Stated exercise: Pull out from the material below all lines with "Tageblatt".

== Rows ==

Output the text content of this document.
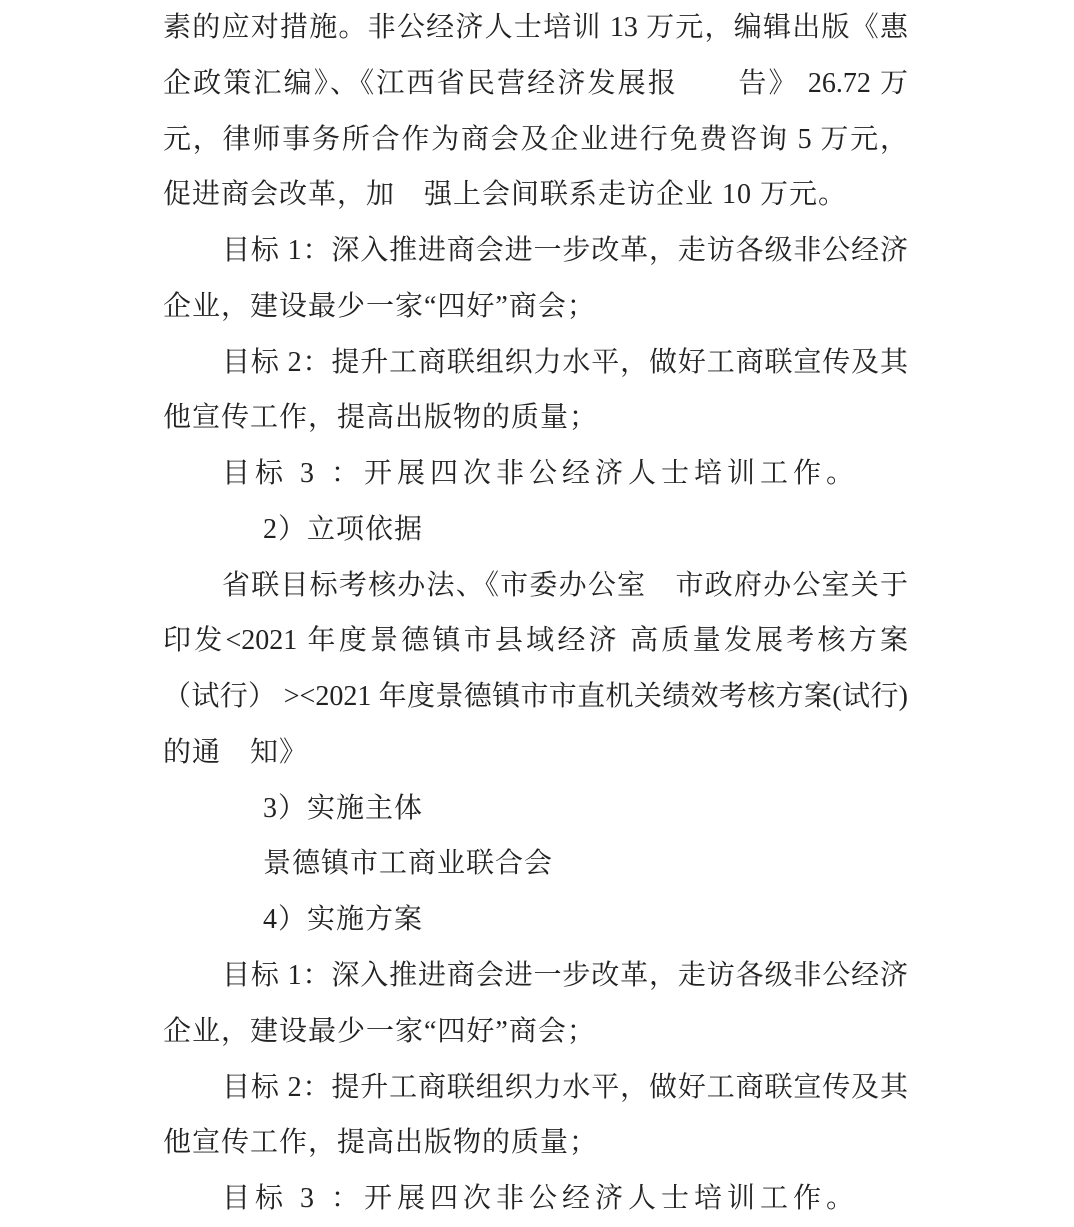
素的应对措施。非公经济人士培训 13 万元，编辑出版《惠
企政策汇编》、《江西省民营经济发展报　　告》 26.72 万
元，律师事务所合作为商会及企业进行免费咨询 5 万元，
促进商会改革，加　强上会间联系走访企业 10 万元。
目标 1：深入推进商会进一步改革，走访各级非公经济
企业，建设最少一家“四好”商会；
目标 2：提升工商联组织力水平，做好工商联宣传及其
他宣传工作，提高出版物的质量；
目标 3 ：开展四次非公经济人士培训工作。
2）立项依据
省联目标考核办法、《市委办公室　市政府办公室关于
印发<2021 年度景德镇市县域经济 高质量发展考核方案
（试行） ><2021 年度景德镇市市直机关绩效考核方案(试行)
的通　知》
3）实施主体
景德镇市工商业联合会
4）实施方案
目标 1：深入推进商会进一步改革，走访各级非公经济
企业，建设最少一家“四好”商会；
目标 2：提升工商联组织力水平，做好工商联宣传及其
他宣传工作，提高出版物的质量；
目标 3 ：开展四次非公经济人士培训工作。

===
== Rows ==

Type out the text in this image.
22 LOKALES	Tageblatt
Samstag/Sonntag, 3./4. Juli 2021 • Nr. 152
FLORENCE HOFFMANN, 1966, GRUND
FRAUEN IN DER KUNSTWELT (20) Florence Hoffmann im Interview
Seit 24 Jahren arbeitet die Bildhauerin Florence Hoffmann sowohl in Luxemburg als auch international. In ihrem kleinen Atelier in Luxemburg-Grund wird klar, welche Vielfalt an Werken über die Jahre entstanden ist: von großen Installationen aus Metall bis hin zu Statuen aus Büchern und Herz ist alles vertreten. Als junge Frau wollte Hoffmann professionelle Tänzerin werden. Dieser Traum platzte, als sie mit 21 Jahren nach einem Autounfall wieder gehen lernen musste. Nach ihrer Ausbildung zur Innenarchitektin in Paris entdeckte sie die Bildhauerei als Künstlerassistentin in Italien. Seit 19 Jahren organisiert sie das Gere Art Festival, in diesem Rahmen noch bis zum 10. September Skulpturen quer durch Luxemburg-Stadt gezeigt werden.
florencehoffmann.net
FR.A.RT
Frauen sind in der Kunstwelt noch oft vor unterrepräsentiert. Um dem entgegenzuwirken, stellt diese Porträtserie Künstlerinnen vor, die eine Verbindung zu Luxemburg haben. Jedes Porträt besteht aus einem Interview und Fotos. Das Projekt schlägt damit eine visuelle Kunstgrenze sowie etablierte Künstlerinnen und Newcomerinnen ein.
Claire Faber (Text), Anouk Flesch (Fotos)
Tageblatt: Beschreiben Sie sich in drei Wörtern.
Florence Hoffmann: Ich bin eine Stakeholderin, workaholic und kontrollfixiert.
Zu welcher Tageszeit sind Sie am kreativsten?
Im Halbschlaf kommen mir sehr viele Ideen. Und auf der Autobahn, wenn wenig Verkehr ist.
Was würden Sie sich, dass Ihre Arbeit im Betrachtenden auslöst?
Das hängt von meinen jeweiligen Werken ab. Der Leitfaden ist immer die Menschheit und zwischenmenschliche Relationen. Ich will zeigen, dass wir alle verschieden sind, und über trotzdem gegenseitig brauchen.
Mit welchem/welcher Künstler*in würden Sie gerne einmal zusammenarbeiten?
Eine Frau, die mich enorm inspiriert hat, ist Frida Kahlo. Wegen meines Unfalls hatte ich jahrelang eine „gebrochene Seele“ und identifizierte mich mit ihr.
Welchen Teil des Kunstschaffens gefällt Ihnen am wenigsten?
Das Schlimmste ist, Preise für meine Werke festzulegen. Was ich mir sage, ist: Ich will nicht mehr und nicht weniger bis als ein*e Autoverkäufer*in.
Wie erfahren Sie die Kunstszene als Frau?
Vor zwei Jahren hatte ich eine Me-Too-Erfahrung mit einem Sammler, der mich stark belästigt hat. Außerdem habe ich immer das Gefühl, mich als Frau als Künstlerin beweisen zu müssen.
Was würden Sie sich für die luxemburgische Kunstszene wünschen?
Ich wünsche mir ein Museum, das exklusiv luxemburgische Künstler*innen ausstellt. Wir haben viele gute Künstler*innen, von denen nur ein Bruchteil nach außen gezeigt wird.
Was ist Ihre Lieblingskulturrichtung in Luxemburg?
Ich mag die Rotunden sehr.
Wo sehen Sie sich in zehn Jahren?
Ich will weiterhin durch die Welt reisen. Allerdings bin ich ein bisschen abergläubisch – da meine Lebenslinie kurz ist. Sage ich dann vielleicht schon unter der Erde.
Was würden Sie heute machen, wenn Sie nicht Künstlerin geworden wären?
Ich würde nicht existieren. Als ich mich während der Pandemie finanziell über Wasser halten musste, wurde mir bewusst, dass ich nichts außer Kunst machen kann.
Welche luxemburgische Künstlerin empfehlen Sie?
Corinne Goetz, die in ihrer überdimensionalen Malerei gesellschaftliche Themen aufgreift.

===

Output:
22 LOKALES	Tageblatt
Tageblatt: Beschreiben Sie sich in drei Wörtern.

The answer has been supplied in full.